# START OF Records for this task
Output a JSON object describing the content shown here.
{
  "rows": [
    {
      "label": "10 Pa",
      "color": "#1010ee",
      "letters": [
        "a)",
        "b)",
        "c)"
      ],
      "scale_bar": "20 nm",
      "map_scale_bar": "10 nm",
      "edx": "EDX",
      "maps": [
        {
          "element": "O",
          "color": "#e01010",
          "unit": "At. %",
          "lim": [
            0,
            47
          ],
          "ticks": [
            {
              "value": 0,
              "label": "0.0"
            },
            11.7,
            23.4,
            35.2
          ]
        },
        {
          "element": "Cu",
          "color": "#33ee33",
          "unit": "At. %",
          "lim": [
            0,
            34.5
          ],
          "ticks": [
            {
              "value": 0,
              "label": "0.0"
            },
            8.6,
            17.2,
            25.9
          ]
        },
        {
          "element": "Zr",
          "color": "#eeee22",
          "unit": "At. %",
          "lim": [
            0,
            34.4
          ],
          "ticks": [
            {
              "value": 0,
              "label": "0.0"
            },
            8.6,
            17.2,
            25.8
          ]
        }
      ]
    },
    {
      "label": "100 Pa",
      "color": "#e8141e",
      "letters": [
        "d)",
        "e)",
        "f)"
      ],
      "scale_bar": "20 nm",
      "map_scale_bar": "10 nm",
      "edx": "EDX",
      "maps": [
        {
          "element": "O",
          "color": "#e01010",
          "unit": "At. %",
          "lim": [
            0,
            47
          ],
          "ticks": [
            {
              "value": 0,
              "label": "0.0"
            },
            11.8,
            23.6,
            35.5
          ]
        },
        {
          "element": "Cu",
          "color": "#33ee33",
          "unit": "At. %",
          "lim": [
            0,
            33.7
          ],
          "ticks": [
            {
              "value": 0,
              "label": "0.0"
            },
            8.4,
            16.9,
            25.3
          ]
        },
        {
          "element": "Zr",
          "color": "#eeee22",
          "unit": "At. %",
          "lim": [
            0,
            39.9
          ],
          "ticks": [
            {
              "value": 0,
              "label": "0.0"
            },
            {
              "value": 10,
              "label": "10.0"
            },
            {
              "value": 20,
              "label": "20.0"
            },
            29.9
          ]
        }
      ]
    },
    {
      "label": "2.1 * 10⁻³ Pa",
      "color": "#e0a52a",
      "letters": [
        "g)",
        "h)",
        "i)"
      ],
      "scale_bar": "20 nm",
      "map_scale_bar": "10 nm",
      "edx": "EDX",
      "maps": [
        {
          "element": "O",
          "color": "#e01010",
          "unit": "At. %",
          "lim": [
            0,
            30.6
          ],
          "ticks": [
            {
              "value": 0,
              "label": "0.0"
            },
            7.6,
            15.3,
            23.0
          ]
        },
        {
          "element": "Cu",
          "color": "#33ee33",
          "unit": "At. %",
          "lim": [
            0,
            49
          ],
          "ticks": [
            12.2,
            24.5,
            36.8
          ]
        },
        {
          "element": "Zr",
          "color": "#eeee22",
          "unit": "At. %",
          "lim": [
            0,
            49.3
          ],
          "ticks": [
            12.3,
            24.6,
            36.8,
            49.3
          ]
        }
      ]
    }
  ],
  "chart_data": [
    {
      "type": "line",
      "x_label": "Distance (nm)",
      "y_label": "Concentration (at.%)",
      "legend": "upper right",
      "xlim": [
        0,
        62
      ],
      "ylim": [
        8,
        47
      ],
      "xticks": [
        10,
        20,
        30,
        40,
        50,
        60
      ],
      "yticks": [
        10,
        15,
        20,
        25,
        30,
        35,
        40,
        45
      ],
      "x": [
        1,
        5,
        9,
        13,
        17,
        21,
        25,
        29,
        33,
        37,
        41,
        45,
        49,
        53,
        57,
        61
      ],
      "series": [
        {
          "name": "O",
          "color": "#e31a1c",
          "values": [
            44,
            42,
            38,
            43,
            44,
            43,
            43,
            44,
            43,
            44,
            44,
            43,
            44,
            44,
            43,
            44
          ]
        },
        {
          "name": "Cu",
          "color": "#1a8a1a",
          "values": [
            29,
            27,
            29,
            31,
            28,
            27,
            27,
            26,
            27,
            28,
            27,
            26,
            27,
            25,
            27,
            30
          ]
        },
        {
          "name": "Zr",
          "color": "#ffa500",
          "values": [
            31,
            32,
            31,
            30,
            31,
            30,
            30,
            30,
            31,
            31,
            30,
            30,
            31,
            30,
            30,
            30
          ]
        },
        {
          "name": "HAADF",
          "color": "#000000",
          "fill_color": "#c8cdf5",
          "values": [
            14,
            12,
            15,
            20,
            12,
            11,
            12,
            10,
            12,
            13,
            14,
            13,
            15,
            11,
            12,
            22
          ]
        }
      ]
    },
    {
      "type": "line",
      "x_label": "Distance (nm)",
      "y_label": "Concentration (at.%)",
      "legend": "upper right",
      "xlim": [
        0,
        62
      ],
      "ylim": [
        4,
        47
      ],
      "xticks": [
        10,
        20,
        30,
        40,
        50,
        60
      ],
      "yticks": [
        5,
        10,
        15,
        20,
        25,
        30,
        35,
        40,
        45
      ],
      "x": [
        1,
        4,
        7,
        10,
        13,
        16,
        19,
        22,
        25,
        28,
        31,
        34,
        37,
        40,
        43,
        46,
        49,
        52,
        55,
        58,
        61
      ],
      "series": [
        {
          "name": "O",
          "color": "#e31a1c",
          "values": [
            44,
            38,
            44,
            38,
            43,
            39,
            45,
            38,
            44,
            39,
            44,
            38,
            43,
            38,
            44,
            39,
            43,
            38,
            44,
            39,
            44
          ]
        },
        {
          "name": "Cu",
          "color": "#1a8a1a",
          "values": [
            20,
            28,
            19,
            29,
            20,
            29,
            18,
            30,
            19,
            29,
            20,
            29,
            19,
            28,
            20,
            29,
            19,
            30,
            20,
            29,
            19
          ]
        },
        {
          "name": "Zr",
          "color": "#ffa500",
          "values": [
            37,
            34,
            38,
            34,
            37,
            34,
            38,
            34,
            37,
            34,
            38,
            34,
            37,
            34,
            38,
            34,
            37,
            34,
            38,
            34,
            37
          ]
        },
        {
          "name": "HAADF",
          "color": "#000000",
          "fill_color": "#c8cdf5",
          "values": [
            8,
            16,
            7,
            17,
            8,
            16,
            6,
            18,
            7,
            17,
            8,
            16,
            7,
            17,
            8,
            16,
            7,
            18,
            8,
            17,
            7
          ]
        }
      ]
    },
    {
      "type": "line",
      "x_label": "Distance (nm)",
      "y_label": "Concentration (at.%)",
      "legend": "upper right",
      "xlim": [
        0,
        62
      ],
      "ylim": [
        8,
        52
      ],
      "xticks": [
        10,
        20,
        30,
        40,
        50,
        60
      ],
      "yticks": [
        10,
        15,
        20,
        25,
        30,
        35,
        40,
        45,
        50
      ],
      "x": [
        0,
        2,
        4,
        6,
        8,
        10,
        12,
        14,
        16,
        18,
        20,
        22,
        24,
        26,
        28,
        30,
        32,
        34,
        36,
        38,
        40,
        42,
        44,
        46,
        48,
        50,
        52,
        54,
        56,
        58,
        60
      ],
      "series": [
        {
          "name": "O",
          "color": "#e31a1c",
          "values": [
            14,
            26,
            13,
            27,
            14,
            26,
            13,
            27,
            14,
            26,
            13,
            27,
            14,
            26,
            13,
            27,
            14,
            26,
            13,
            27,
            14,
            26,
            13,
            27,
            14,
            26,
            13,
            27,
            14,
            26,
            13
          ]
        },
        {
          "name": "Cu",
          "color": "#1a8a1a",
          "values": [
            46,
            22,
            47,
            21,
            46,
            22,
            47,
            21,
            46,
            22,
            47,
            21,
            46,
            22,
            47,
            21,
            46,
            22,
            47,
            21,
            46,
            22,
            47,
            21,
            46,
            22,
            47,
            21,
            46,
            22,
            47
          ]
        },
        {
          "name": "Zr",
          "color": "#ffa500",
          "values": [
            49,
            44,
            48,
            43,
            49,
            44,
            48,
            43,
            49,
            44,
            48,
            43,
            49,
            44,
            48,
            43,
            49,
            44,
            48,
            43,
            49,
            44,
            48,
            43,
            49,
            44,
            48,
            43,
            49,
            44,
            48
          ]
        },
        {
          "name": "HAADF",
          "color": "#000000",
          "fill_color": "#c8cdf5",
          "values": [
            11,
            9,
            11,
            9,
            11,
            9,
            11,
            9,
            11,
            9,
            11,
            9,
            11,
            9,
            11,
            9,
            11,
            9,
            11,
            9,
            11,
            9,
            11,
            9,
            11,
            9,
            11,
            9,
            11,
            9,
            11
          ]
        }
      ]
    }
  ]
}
# END OF Records for this task
# START OF Records for this task
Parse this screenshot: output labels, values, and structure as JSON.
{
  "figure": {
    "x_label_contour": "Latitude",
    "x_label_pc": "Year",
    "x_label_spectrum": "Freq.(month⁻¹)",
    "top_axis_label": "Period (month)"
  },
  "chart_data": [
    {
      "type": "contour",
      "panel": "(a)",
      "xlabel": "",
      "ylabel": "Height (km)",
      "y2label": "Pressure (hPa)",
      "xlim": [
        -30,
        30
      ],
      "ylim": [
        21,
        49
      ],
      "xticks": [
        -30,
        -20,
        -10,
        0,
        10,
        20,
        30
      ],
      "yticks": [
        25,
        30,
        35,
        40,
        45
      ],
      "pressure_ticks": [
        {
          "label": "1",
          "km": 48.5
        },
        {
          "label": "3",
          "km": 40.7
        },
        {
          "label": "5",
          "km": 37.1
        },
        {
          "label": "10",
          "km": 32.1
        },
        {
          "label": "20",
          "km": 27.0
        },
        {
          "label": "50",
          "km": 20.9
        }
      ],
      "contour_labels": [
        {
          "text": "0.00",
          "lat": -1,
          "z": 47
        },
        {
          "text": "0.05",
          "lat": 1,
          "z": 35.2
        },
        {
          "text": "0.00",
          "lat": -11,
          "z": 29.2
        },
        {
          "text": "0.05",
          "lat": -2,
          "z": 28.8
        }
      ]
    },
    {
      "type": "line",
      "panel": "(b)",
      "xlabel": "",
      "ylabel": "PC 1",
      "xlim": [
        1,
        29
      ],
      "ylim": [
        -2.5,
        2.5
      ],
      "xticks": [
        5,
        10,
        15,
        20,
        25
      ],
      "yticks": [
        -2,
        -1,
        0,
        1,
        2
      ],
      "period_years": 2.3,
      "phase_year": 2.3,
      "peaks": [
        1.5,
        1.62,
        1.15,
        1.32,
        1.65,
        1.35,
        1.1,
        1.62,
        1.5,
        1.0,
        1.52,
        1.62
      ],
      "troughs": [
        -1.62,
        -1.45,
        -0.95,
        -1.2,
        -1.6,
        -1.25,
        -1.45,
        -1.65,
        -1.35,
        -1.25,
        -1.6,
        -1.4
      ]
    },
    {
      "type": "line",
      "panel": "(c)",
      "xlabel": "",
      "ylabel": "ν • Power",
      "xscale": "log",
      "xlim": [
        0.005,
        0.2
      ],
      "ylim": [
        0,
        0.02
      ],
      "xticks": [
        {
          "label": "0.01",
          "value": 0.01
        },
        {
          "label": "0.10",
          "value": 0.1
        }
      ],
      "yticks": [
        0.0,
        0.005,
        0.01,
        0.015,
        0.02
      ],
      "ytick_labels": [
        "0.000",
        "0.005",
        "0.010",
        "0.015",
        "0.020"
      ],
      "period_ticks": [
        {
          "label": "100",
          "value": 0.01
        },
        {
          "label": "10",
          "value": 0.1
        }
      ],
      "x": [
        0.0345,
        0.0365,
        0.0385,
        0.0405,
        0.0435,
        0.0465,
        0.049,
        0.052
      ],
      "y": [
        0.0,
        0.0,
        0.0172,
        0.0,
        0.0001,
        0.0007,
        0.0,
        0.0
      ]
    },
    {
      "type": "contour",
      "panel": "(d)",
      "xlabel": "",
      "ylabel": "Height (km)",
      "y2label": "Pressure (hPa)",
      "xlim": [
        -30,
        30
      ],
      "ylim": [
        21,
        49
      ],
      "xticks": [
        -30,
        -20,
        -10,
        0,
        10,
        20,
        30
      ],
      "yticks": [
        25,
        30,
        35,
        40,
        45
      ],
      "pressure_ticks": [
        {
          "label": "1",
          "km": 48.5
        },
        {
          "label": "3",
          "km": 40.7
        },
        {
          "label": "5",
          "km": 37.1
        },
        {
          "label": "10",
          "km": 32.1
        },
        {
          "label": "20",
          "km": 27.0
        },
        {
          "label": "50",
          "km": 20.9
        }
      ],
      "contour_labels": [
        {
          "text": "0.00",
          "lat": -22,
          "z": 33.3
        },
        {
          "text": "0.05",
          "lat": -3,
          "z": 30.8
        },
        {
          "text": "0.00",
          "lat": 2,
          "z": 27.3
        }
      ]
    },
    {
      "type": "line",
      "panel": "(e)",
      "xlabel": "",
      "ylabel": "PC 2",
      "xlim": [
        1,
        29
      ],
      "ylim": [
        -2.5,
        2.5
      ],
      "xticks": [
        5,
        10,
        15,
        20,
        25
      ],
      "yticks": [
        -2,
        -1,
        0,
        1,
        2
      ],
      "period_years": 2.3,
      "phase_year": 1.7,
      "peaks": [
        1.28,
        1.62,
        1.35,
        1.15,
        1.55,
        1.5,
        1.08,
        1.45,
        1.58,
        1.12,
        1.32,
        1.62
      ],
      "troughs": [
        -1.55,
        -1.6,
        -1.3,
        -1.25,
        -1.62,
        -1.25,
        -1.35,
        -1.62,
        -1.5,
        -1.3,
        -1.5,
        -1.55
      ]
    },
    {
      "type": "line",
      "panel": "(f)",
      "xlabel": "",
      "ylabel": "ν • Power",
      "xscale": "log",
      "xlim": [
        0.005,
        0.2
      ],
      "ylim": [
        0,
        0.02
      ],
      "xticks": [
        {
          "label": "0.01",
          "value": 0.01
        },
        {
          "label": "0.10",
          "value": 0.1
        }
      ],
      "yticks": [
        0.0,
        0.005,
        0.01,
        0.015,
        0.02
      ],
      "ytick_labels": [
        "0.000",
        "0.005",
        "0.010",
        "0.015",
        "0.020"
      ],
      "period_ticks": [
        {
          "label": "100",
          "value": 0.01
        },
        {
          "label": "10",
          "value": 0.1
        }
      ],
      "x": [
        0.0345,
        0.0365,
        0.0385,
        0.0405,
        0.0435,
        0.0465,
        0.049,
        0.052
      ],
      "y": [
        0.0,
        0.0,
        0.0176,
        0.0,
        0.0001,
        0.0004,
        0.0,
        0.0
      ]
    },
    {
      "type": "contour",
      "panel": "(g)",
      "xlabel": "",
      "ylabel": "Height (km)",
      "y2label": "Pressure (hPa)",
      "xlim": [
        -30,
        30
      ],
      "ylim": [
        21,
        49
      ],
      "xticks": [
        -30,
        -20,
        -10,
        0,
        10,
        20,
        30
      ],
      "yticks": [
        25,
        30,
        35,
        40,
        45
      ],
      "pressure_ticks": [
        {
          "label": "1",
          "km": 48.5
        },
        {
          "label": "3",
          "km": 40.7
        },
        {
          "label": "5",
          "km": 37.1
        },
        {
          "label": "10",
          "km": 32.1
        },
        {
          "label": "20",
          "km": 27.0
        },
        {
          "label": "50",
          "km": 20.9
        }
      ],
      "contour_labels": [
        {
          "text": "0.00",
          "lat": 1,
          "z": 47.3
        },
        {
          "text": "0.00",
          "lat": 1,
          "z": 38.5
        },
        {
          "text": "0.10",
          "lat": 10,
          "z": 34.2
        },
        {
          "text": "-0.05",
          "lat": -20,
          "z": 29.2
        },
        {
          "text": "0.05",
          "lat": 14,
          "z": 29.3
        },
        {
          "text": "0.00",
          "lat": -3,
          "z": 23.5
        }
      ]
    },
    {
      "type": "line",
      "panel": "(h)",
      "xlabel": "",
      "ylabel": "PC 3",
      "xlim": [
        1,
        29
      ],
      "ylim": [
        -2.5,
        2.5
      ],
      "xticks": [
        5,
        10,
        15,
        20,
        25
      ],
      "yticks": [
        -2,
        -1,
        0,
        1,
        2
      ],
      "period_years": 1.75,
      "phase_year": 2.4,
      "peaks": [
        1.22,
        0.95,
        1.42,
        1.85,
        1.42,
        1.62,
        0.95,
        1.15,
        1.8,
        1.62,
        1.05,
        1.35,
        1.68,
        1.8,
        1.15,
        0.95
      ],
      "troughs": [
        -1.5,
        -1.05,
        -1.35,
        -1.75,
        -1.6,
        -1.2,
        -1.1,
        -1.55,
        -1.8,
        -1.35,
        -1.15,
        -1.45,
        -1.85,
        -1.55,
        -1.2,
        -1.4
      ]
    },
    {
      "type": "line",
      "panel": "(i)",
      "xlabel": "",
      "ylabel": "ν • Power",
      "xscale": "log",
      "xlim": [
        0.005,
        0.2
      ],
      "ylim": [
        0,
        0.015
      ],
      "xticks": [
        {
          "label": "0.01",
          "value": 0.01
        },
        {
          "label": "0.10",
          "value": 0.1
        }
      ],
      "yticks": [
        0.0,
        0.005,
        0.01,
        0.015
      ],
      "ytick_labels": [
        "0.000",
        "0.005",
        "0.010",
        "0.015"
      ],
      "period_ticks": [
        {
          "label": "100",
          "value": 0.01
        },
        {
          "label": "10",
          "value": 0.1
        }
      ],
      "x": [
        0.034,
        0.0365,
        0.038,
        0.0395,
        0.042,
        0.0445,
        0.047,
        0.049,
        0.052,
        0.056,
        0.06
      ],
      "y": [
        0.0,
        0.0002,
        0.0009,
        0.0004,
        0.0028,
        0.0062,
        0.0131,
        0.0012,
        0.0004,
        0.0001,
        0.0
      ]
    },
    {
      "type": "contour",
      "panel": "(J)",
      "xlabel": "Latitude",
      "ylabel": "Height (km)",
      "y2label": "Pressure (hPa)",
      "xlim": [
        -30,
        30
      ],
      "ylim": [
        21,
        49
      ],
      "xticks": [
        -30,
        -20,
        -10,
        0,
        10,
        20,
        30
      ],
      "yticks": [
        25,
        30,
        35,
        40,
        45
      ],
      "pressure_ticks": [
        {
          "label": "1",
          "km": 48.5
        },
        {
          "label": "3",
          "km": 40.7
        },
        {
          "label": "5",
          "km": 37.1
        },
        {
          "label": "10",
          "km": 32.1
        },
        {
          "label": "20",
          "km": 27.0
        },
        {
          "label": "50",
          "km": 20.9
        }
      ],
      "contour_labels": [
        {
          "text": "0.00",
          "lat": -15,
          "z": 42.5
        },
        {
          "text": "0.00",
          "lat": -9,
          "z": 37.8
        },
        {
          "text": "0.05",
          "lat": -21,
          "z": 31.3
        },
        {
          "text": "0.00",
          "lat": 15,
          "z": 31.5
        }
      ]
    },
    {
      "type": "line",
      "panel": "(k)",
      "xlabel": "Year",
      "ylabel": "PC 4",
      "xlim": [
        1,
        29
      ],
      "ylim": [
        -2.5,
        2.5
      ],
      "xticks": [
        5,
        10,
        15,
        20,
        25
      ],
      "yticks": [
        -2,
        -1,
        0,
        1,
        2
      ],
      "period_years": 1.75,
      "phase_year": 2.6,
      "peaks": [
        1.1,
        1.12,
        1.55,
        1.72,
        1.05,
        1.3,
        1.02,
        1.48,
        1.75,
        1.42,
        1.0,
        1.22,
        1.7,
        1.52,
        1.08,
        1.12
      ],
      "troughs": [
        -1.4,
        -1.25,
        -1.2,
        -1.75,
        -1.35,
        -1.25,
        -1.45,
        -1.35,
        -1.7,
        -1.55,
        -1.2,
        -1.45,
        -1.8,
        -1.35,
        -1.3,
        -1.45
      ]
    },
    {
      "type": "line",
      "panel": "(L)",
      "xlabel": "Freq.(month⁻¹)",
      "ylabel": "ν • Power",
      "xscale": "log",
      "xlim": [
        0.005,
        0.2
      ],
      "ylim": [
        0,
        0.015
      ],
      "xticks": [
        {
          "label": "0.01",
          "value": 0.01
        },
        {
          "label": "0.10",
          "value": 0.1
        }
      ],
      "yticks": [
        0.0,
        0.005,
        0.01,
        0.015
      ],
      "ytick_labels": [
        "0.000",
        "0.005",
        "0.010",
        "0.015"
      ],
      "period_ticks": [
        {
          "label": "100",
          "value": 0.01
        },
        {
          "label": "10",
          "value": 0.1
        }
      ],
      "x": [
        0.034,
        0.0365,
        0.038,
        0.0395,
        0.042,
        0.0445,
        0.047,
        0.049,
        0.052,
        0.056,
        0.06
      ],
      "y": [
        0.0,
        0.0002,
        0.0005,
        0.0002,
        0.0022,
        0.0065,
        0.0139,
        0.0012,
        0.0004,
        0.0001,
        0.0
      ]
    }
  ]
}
# END OF Records for this task
# START OF Records for this task
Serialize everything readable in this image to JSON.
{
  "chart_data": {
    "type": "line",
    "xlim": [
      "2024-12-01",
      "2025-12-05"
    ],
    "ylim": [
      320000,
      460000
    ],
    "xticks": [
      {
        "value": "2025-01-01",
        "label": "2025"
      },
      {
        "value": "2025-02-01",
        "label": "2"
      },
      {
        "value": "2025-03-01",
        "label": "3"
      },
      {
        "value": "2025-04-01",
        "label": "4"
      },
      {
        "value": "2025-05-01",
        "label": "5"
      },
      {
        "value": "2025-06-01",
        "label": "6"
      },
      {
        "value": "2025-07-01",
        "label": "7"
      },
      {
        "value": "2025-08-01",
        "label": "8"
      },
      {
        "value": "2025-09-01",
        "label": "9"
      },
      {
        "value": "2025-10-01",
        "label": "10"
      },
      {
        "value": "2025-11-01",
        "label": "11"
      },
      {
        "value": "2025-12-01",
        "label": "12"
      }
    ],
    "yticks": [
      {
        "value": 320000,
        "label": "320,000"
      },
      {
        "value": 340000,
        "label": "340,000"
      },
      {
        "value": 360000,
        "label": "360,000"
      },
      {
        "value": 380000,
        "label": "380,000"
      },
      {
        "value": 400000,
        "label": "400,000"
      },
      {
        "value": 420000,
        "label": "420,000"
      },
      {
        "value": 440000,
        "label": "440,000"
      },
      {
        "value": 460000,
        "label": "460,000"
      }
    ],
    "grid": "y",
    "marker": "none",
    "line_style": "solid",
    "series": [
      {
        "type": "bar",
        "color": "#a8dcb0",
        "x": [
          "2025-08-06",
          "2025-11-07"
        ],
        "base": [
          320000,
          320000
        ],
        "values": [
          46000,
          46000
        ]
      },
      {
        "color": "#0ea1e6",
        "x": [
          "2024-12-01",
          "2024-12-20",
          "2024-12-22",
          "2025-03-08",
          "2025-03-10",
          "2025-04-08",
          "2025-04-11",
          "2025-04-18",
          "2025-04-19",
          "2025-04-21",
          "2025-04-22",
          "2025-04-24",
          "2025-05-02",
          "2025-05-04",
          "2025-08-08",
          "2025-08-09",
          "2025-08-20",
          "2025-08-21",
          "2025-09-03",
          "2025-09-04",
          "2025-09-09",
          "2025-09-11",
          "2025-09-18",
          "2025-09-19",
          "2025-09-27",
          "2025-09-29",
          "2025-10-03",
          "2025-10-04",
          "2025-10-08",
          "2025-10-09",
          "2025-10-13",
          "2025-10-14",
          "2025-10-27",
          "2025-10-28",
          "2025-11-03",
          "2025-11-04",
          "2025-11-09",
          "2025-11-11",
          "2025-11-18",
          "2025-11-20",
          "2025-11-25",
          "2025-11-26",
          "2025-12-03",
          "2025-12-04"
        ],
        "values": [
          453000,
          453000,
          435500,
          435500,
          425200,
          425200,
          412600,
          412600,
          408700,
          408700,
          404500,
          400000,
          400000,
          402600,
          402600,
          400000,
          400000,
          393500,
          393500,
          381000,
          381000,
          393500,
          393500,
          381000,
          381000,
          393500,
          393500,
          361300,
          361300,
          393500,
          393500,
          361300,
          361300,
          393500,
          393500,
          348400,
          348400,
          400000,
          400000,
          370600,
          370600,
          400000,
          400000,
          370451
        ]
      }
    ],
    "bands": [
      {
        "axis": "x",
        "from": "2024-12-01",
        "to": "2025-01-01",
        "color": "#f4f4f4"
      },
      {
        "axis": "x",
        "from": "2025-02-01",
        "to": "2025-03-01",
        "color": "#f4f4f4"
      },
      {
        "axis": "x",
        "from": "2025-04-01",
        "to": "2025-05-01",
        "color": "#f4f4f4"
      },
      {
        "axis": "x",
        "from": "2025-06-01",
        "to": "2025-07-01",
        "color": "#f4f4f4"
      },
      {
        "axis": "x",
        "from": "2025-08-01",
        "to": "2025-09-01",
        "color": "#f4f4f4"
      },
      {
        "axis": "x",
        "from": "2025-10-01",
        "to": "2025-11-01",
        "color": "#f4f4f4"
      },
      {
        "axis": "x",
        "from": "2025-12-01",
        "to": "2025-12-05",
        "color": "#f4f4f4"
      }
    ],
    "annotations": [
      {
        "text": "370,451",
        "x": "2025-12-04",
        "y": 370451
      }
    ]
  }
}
# END OF Records for this task
### [Exercise directions]
Which lines hold the string "JSON"? Copy all of them from the data above.

### [Reply]
Output a JSON object describing the content shown here.
Parse this screenshot: output labels, values, and structure as JSON.
Serialize everything readable in this image to JSON.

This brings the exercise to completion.